PROBLEM TO SOLVE: Transcribe every entry word for word, but skip the images.

[Dataset records]
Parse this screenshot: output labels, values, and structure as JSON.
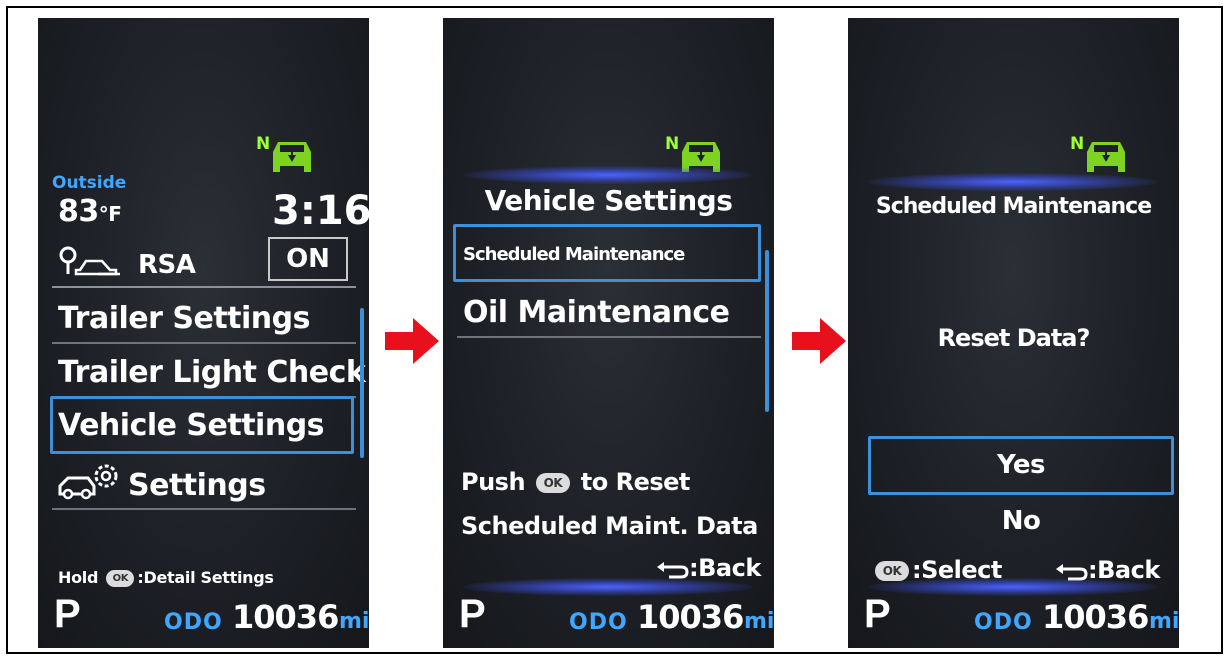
{
  "screens": [
    {
      "gear_indicator": "N",
      "outside_label": "Outside",
      "temperature": "83",
      "temperature_unit": "°F",
      "clock": "3:16",
      "rsa_label": "RSA",
      "rsa_state": "ON",
      "menu_items": [
        "Trailer Settings",
        "Trailer Light Check",
        "Vehicle Settings",
        "Settings"
      ],
      "selected_item": "Vehicle Settings",
      "hint_prefix": "Hold",
      "hint_ok": "OK",
      "hint_suffix": ":Detail Settings",
      "gear": "P",
      "odo_label": "ODO",
      "odometer": "10036",
      "odometer_unit": "mi"
    },
    {
      "gear_indicator": "N",
      "title": "Vehicle Settings",
      "menu_items": [
        "Scheduled Maintenance",
        "Oil Maintenance"
      ],
      "selected_item": "Scheduled Maintenance",
      "push_prefix": "Push",
      "push_ok": "OK",
      "push_suffix": "to Reset",
      "push_line2": "Scheduled Maint. Data",
      "back_label": ":Back",
      "gear": "P",
      "odo_label": "ODO",
      "odometer": "10036",
      "odometer_unit": "mi"
    },
    {
      "gear_indicator": "N",
      "title": "Scheduled Maintenance",
      "question": "Reset Data?",
      "options": [
        "Yes",
        "No"
      ],
      "selected_option": "Yes",
      "select_ok": "OK",
      "select_label": ":Select",
      "back_label": ":Back",
      "gear": "P",
      "odo_label": "ODO",
      "odometer": "10036",
      "odometer_unit": "mi"
    }
  ],
  "colors": {
    "accent_blue": "#3fa7ff",
    "selection_border": "#3d8fd8",
    "gear_indicator_green": "#9cff3a",
    "arrow_red": "#e8101c"
  },
  "icons": [
    "4wd-neutral-icon",
    "rsa-sign-car-icon",
    "car-gear-settings-icon",
    "back-arrow-icon",
    "ok-button-icon",
    "flow-arrow-icon"
  ]
}
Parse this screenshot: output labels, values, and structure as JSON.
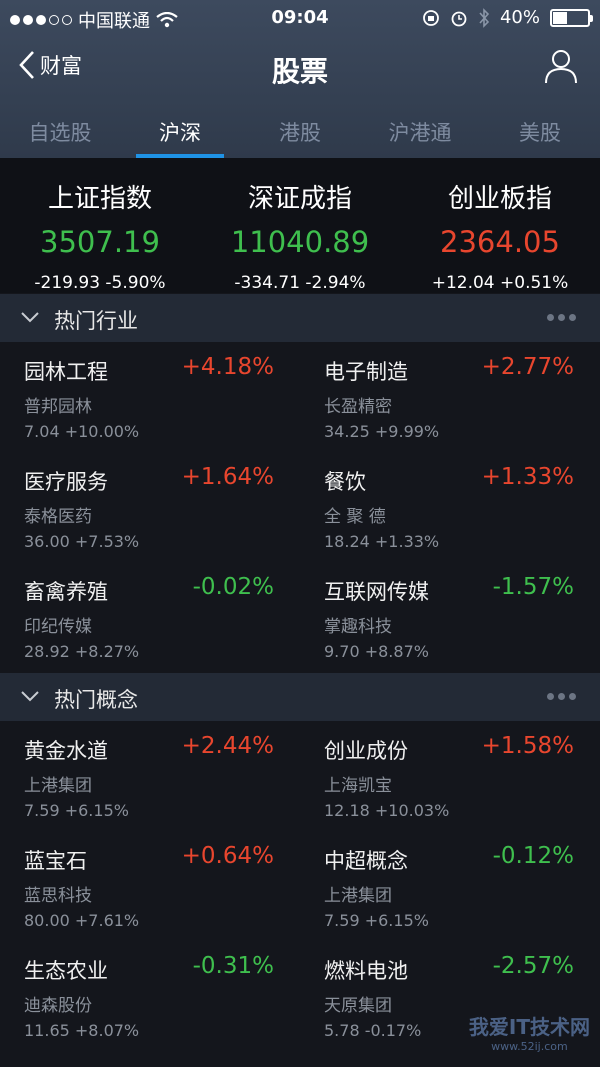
{
  "status_bar": {
    "carrier": "中国联通",
    "time": "09:04",
    "battery": "40%",
    "battery_level": 0.4
  },
  "nav": {
    "back_label": "财富",
    "title": "股票"
  },
  "tabs": [
    {
      "label": "自选股"
    },
    {
      "label": "沪深"
    },
    {
      "label": "港股"
    },
    {
      "label": "沪港通"
    },
    {
      "label": "美股"
    }
  ],
  "active_tab": 1,
  "indices": [
    {
      "name": "上证指数",
      "value": "3507.19",
      "change": "-219.93 -5.90%",
      "color": "#3fbf4e"
    },
    {
      "name": "深证成指",
      "value": "11040.89",
      "change": "-334.71 -2.94%",
      "color": "#3fbf4e"
    },
    {
      "name": "创业板指",
      "value": "2364.05",
      "change": "+12.04 +0.51%",
      "color": "#e8462e"
    }
  ],
  "sections": [
    {
      "title": "热门行业",
      "items": [
        {
          "name": "园林工程",
          "pct": "+4.18%",
          "stock": "普邦园林",
          "price_change": "7.04 +10.00%"
        },
        {
          "name": "电子制造",
          "pct": "+2.77%",
          "stock": "长盈精密",
          "price_change": "34.25 +9.99%"
        },
        {
          "name": "医疗服务",
          "pct": "+1.64%",
          "stock": "泰格医药",
          "price_change": "36.00 +7.53%"
        },
        {
          "name": "餐饮",
          "pct": "+1.33%",
          "stock": "全 聚 德",
          "price_change": "18.24 +1.33%"
        },
        {
          "name": "畜禽养殖",
          "pct": "-0.02%",
          "stock": "印纪传媒",
          "price_change": "28.92 +8.27%"
        },
        {
          "name": "互联网传媒",
          "pct": "-1.57%",
          "stock": "掌趣科技",
          "price_change": "9.70 +8.87%"
        }
      ]
    },
    {
      "title": "热门概念",
      "items": [
        {
          "name": "黄金水道",
          "pct": "+2.44%",
          "stock": "上港集团",
          "price_change": "7.59 +6.15%"
        },
        {
          "name": "创业成份",
          "pct": "+1.58%",
          "stock": "上海凯宝",
          "price_change": "12.18 +10.03%"
        },
        {
          "name": "蓝宝石",
          "pct": "+0.64%",
          "stock": "蓝思科技",
          "price_change": "80.00 +7.61%"
        },
        {
          "name": "中超概念",
          "pct": "-0.12%",
          "stock": "上港集团",
          "price_change": "7.59 +6.15%"
        },
        {
          "name": "生态农业",
          "pct": "-0.31%",
          "stock": "迪森股份",
          "price_change": "11.65 +8.07%"
        },
        {
          "name": "燃料电池",
          "pct": "-2.57%",
          "stock": "天原集团",
          "price_change": "5.78 -0.17%"
        }
      ]
    }
  ],
  "watermark": {
    "text": "我爱IT技术网",
    "url": "www.52ij.com"
  },
  "colors": {
    "up": "#e8462e",
    "down": "#3fbf4e",
    "accent": "#1f93e6"
  }
}
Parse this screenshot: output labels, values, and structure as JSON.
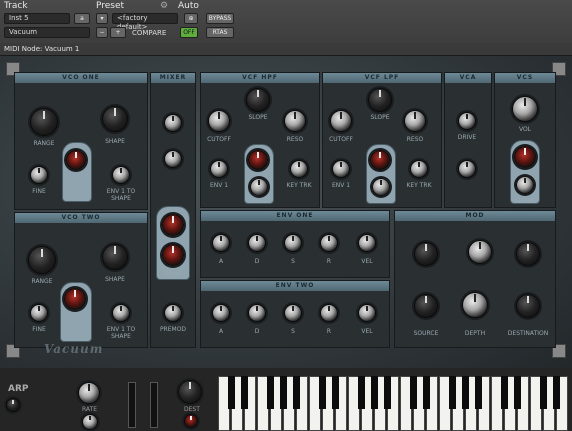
{
  "header": {
    "track_label": "Track",
    "preset_label": "Preset",
    "auto_label": "Auto",
    "track_name": "Inst 5",
    "track_slot": "a",
    "plugin_name": "Vacuum",
    "preset_name": "<factory default>",
    "compare_label": "COMPARE",
    "bypass_label": "BYPASS",
    "safe_label": "OFF",
    "rtas_label": "RTAS",
    "midi_node": "MIDI Node: Vacuum 1"
  },
  "synth": {
    "brand": "Vacuum",
    "panels": {
      "vco1": "VCO ONE",
      "vco2": "VCO TWO",
      "mixer": "MIXER",
      "vcf_hpf": "VCF HPF",
      "vcf_lpf": "VCF LPF",
      "vca": "VCA",
      "env_one": "ENV ONE",
      "env_two": "ENV TWO",
      "mod": "MOD",
      "vcs": "VCS"
    },
    "labels": {
      "range": "RANGE",
      "shape": "SHAPE",
      "fine": "FINE",
      "env_to_shape": "ENV 1 TO SHAPE",
      "cutoff": "CUTOFF",
      "reso": "RESO",
      "slope": "SLOPE",
      "env1": "ENV 1",
      "key_trk": "KEY TRK",
      "drive": "DRIVE",
      "vol": "VOL",
      "premod": "PREMOD",
      "a": "A",
      "d": "D",
      "s": "S",
      "r": "R",
      "vel": "VEL",
      "source": "SOURCE",
      "depth": "DEPTH",
      "destination": "DESTINATION"
    }
  },
  "keyboard": {
    "arp_label": "ARP",
    "rate_label": "RATE",
    "oct_label": "OCT",
    "dest_label": "DEST"
  }
}
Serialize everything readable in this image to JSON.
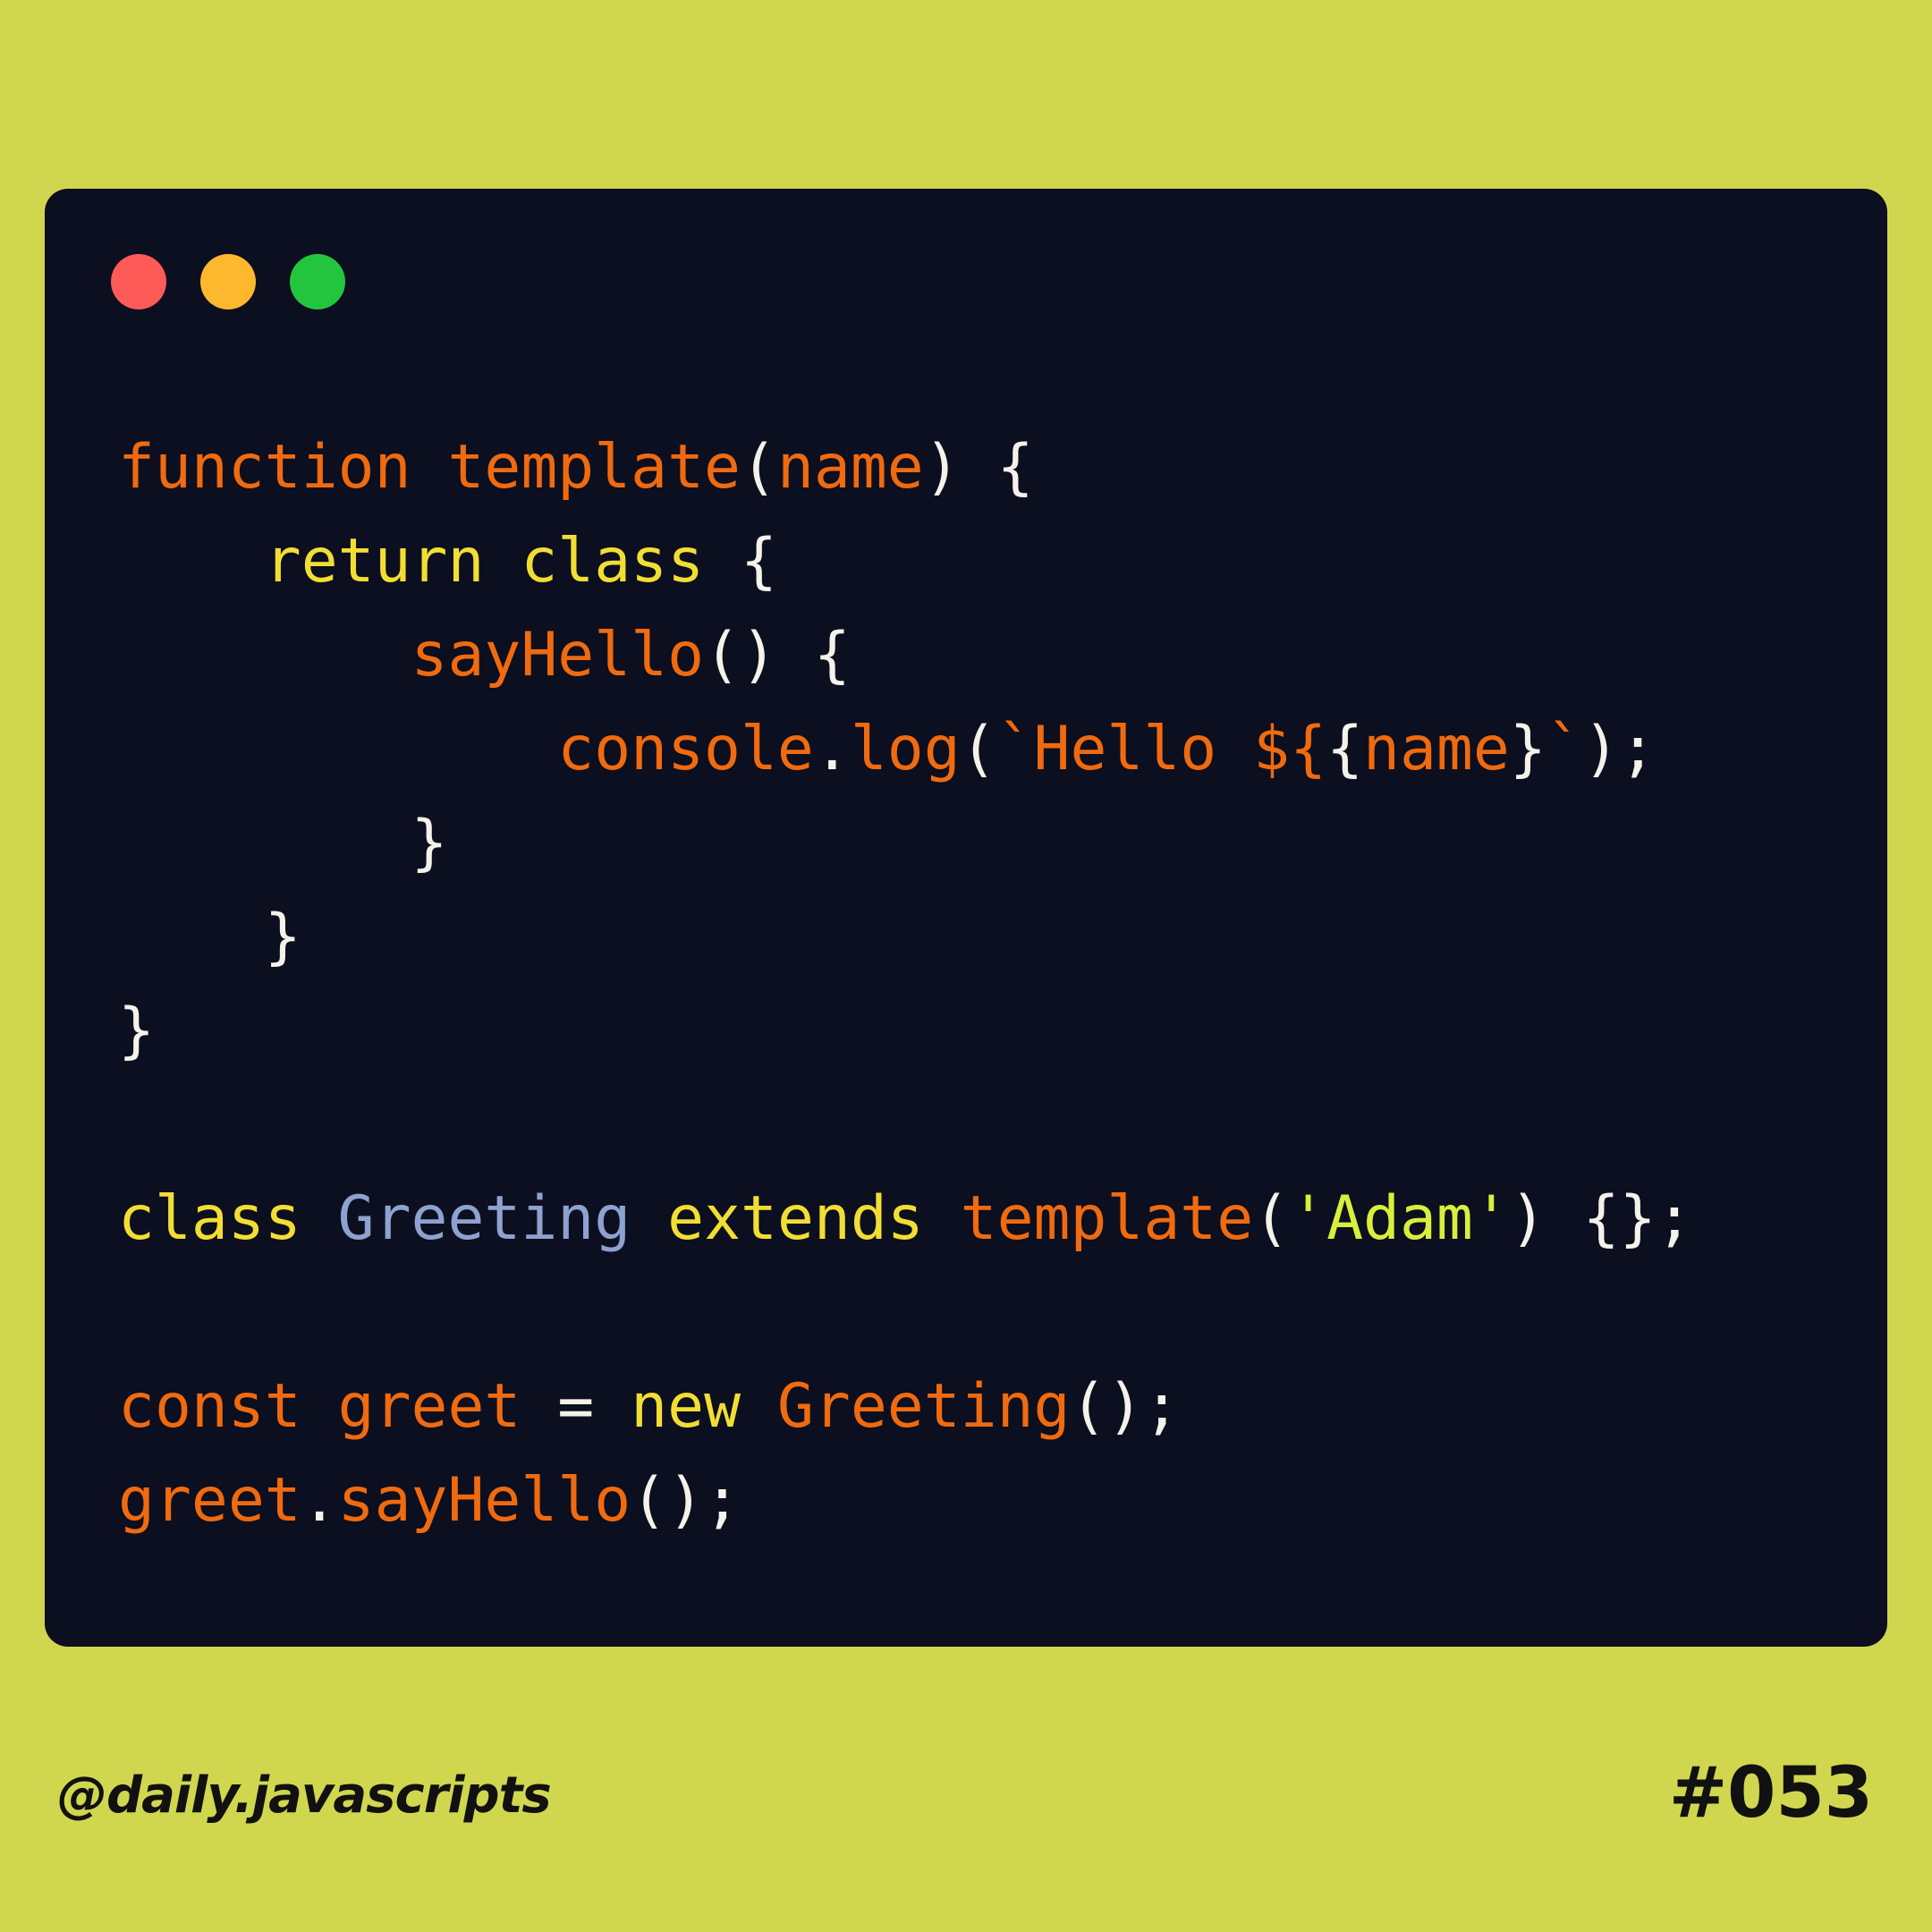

COMPLETED EXERCISE:
Parse this screenshot: output labels, values, and structure as JSON.
{
  "screens": [
    {
      "gear_indicator": "N",
      "outside_label": "Outside",
      "temperature": "83",
      "temperature_unit": "°F",
      "clock": "3:16",
      "rsa_label": "RSA",
      "rsa_state": "ON",
      "menu_items": [
        "Trailer Settings",
        "Trailer Light Check",
        "Vehicle Settings",
        "Settings"
      ],
      "selected_item": "Vehicle Settings",
      "hint_prefix": "Hold",
      "hint_ok": "OK",
      "hint_suffix": ":Detail Settings",
      "gear": "P",
      "odo_label": "ODO",
      "odometer": "10036",
      "odometer_unit": "mi"
    },
    {
      "gear_indicator": "N",
      "title": "Vehicle Settings",
      "menu_items": [
        "Scheduled Maintenance",
        "Oil Maintenance"
      ],
      "selected_item": "Scheduled Maintenance",
      "push_prefix": "Push",
      "push_ok": "OK",
      "push_suffix": "to Reset",
      "push_line2": "Scheduled Maint. Data",
      "back_label": ":Back",
      "gear": "P",
      "odo_label": "ODO",
      "odometer": "10036",
      "odometer_unit": "mi"
    },
    {
      "gear_indicator": "N",
      "title": "Scheduled Maintenance",
      "question": "Reset Data?",
      "options": [
        "Yes",
        "No"
      ],
      "selected_option": "Yes",
      "select_ok": "OK",
      "select_label": ":Select",
      "back_label": ":Back",
      "gear": "P",
      "odo_label": "ODO",
      "odometer": "10036",
      "odometer_unit": "mi"
    }
  ],
  "colors": {
    "accent_blue": "#3fa7ff",
    "selection_border": "#3d8fd8",
    "gear_indicator_green": "#9cff3a",
    "arrow_red": "#e8101c"
  },
  "icons": [
    "4wd-neutral-icon",
    "rsa-sign-car-icon",
    "car-gear-settings-icon",
    "back-arrow-icon",
    "ok-button-icon",
    "flow-arrow-icon"
  ]
}
Parse this screenshot: output labels, values, and structure as JSON.
{
  "status_bar": {
    "carrier": "中国联通",
    "time": "09:04",
    "battery": "40%",
    "battery_level": 0.4
  },
  "nav": {
    "back_label": "财富",
    "title": "股票"
  },
  "tabs": [
    {
      "label": "自选股"
    },
    {
      "label": "沪深"
    },
    {
      "label": "港股"
    },
    {
      "label": "沪港通"
    },
    {
      "label": "美股"
    }
  ],
  "active_tab": 1,
  "indices": [
    {
      "name": "上证指数",
      "value": "3507.19",
      "change": "-219.93 -5.90%",
      "color": "#3fbf4e"
    },
    {
      "name": "深证成指",
      "value": "11040.89",
      "change": "-334.71 -2.94%",
      "color": "#3fbf4e"
    },
    {
      "name": "创业板指",
      "value": "2364.05",
      "change": "+12.04 +0.51%",
      "color": "#e8462e"
    }
  ],
  "sections": [
    {
      "title": "热门行业",
      "items": [
        {
          "name": "园林工程",
          "pct": "+4.18%",
          "stock": "普邦园林",
          "price_change": "7.04 +10.00%"
        },
        {
          "name": "电子制造",
          "pct": "+2.77%",
          "stock": "长盈精密",
          "price_change": "34.25 +9.99%"
        },
        {
          "name": "医疗服务",
          "pct": "+1.64%",
          "stock": "泰格医药",
          "price_change": "36.00 +7.53%"
        },
        {
          "name": "餐饮",
          "pct": "+1.33%",
          "stock": "全 聚 德",
          "price_change": "18.24 +1.33%"
        },
        {
          "name": "畜禽养殖",
          "pct": "-0.02%",
          "stock": "印纪传媒",
          "price_change": "28.92 +8.27%"
        },
        {
          "name": "互联网传媒",
          "pct": "-1.57%",
          "stock": "掌趣科技",
          "price_change": "9.70 +8.87%"
        }
      ]
    },
    {
      "title": "热门概念",
      "items": [
        {
          "name": "黄金水道",
          "pct": "+2.44%",
          "stock": "上港集团",
          "price_change": "7.59 +6.15%"
        },
        {
          "name": "创业成份",
          "pct": "+1.58%",
          "stock": "上海凯宝",
          "price_change": "12.18 +10.03%"
        },
        {
          "name": "蓝宝石",
          "pct": "+0.64%",
          "stock": "蓝思科技",
          "price_change": "80.00 +7.61%"
        },
        {
          "name": "中超概念",
          "pct": "-0.12%",
          "stock": "上港集团",
          "price_change": "7.59 +6.15%"
        },
        {
          "name": "生态农业",
          "pct": "-0.31%",
          "stock": "迪森股份",
          "price_change": "11.65 +8.07%"
        },
        {
          "name": "燃料电池",
          "pct": "-2.57%",
          "stock": "天原集团",
          "price_change": "5.78 -0.17%"
        }
      ]
    }
  ],
  "watermark": {
    "text": "我爱IT技术网",
    "url": "www.52ij.com"
  },
  "colors": {
    "up": "#e8462e",
    "down": "#3fbf4e",
    "accent": "#1f93e6"
  }
}
Parse this screenshot: output labels, values, and structure as JSON.
{
  "header": {
    "track_label": "Track",
    "preset_label": "Preset",
    "auto_label": "Auto",
    "track_name": "Inst 5",
    "track_slot": "a",
    "plugin_name": "Vacuum",
    "preset_name": "<factory default>",
    "compare_label": "COMPARE",
    "bypass_label": "BYPASS",
    "safe_label": "OFF",
    "rtas_label": "RTAS",
    "midi_node": "MIDI Node: Vacuum 1"
  },
  "synth": {
    "brand": "Vacuum",
    "panels": {
      "vco1": "VCO ONE",
      "vco2": "VCO TWO",
      "mixer": "MIXER",
      "vcf_hpf": "VCF HPF",
      "vcf_lpf": "VCF LPF",
      "vca": "VCA",
      "env_one": "ENV ONE",
      "env_two": "ENV TWO",
      "mod": "MOD",
      "vcs": "VCS"
    },
    "labels": {
      "range": "RANGE",
      "shape": "SHAPE",
      "fine": "FINE",
      "env_to_shape": "ENV 1 TO SHAPE",
      "cutoff": "CUTOFF",
      "reso": "RESO",
      "slope": "SLOPE",
      "env1": "ENV 1",
      "key_trk": "KEY TRK",
      "drive": "DRIVE",
      "vol": "VOL",
      "premod": "PREMOD",
      "a": "A",
      "d": "D",
      "s": "S",
      "r": "R",
      "vel": "VEL",
      "source": "SOURCE",
      "depth": "DEPTH",
      "destination": "DESTINATION"
    }
  },
  "keyboard": {
    "arp_label": "ARP",
    "rate_label": "RATE",
    "oct_label": "OCT",
    "dest_label": "DEST"
  }
}
Serialize everything readable in this image to JSON.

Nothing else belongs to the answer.